To be done: Copy out the rows from the line with "app-icon-1[interactable]: ◆ (72, 700, 88, 716)" up to and including the line with "step-back-button[interactable]: ◂ (554, 646, 572, 668)", keeping every character unchanged.

[Visual layout records]
◇ ◇ ◇ ◇ ◇ ◇ ◇

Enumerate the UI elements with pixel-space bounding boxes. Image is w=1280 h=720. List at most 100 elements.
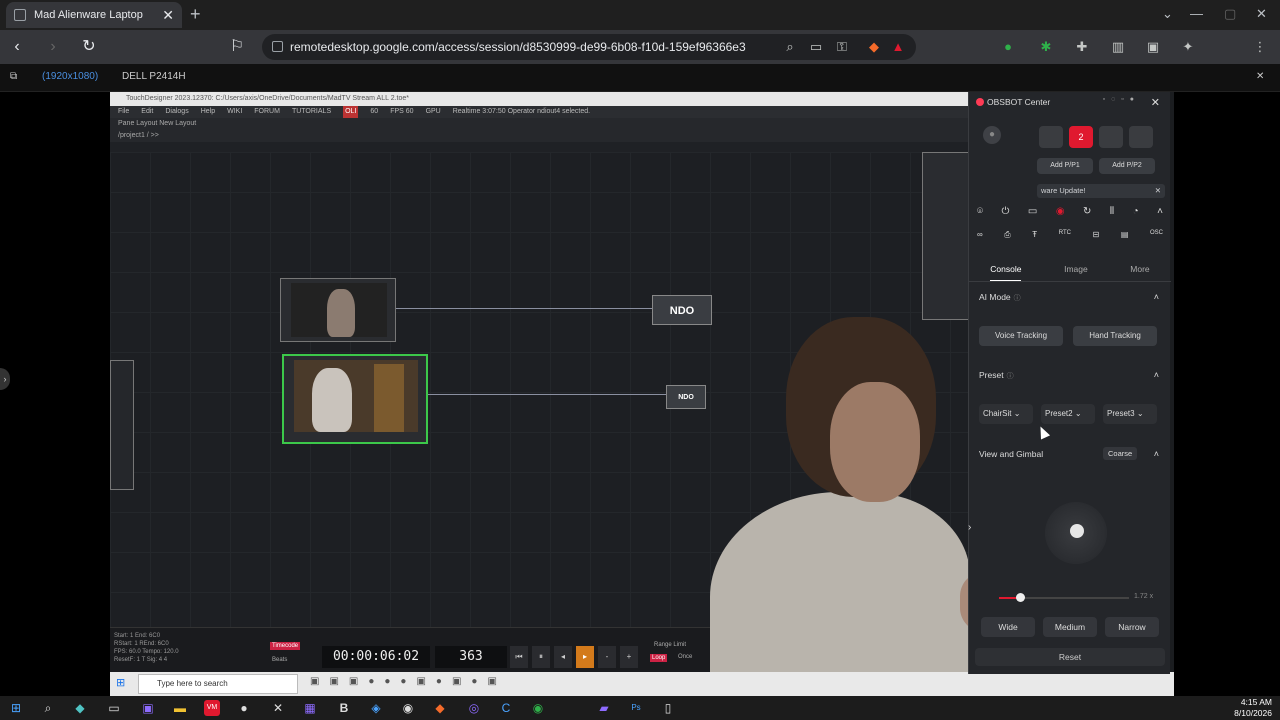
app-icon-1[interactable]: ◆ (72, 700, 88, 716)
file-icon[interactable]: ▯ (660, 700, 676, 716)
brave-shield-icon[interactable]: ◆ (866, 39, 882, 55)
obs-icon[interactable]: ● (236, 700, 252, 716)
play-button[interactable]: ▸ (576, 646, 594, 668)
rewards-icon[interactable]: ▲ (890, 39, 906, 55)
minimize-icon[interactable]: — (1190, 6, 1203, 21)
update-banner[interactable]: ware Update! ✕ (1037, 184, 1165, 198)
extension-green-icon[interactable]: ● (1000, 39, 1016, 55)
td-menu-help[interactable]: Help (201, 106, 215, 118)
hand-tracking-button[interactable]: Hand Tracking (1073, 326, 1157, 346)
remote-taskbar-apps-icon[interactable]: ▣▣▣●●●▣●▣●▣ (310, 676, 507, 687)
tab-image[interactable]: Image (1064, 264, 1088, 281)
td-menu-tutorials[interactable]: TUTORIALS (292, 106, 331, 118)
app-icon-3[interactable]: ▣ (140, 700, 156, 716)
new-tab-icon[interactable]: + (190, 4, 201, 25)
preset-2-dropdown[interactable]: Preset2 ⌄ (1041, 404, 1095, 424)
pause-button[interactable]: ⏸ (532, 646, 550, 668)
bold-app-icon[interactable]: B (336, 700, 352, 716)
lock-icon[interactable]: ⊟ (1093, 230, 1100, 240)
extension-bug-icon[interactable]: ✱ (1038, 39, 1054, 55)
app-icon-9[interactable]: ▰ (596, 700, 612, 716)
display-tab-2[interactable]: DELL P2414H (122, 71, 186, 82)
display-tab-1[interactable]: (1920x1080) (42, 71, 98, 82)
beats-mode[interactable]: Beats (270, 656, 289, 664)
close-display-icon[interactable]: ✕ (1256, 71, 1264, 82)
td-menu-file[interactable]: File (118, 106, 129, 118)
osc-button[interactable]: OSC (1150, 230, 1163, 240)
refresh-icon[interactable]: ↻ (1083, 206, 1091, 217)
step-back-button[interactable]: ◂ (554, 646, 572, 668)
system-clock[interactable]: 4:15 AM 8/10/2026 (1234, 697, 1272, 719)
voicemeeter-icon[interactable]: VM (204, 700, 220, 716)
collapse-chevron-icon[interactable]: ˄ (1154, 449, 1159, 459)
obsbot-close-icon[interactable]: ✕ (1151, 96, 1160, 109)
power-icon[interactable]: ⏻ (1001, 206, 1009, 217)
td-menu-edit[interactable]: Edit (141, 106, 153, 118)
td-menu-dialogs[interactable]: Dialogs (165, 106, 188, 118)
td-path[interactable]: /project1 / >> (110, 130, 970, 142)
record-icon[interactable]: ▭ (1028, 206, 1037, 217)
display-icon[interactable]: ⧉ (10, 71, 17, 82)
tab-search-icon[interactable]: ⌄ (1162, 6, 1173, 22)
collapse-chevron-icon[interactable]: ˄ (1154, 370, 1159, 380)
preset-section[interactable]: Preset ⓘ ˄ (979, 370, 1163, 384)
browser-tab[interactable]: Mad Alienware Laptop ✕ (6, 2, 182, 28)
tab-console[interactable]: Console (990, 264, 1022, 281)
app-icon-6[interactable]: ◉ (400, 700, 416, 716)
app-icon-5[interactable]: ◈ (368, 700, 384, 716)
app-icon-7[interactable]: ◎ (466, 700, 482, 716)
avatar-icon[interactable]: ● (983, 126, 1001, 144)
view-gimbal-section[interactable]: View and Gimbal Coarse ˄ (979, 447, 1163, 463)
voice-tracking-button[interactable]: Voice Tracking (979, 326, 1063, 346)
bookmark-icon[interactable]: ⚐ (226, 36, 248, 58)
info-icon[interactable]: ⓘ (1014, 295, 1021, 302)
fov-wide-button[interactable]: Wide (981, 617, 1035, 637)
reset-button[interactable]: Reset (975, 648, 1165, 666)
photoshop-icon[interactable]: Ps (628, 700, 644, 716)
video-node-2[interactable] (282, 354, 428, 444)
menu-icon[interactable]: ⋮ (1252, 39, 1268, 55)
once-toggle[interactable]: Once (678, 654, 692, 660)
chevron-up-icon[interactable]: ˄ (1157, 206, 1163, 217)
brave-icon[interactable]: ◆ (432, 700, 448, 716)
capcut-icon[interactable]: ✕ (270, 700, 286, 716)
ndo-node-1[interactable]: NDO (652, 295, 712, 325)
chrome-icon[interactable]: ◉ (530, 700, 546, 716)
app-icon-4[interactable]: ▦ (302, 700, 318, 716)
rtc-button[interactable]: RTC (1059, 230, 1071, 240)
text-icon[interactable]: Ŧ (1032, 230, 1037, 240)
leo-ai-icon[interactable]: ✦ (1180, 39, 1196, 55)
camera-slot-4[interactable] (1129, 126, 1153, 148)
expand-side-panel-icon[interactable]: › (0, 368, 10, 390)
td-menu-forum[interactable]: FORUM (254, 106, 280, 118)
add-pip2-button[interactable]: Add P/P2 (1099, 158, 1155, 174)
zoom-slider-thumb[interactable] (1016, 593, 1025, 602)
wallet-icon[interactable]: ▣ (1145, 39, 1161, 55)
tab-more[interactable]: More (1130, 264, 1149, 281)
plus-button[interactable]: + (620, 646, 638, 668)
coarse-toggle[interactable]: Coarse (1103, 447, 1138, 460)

◇ ◇ ◇ ◇ ◇ ◇ ◇

Output of the task:
app-icon-1[interactable]: ◆ (72, 700, 88, 716)
file-icon[interactable]: ▯ (660, 700, 676, 716)
brave-shield-icon[interactable]: ◆ (866, 39, 882, 55)
obs-icon[interactable]: ● (236, 700, 252, 716)
play-button[interactable]: ▸ (576, 646, 594, 668)
rewards-icon[interactable]: ▲ (890, 39, 906, 55)
minimize-icon[interactable]: — (1190, 6, 1203, 21)
update-banner[interactable]: ware Update! ✕ (1037, 184, 1165, 198)
extension-green-icon[interactable]: ● (1000, 39, 1016, 55)
td-menu-help[interactable]: Help (201, 106, 215, 118)
hand-tracking-button[interactable]: Hand Tracking (1073, 326, 1157, 346)
remote-taskbar-apps-icon[interactable]: ▣▣▣●●●▣●▣●▣ (310, 676, 507, 687)
tab-image[interactable]: Image (1064, 264, 1088, 281)
td-menu-tutorials[interactable]: TUTORIALS (292, 106, 331, 118)
app-icon-3[interactable]: ▣ (140, 700, 156, 716)
new-tab-icon[interactable]: + (190, 4, 201, 25)
preset-2-dropdown[interactable]: Preset2 ⌄ (1041, 404, 1095, 424)
pause-button[interactable]: ⏸ (532, 646, 550, 668)
bold-app-icon[interactable]: B (336, 700, 352, 716)
lock-icon[interactable]: ⊟ (1093, 230, 1100, 240)
extension-bug-icon[interactable]: ✱ (1038, 39, 1054, 55)
app-icon-9[interactable]: ▰ (596, 700, 612, 716)
display-tab-2[interactable]: DELL P2414H (122, 71, 186, 82)
display-tab-1[interactable]: (1920x1080) (42, 71, 98, 82)
beats-mode[interactable]: Beats (270, 656, 289, 664)
close-display-icon[interactable]: ✕ (1256, 71, 1264, 82)
td-menu-file[interactable]: File (118, 106, 129, 118)
osc-button[interactable]: OSC (1150, 230, 1163, 240)
refresh-icon[interactable]: ↻ (1083, 206, 1091, 217)
step-back-button[interactable]: ◂ (554, 646, 572, 668)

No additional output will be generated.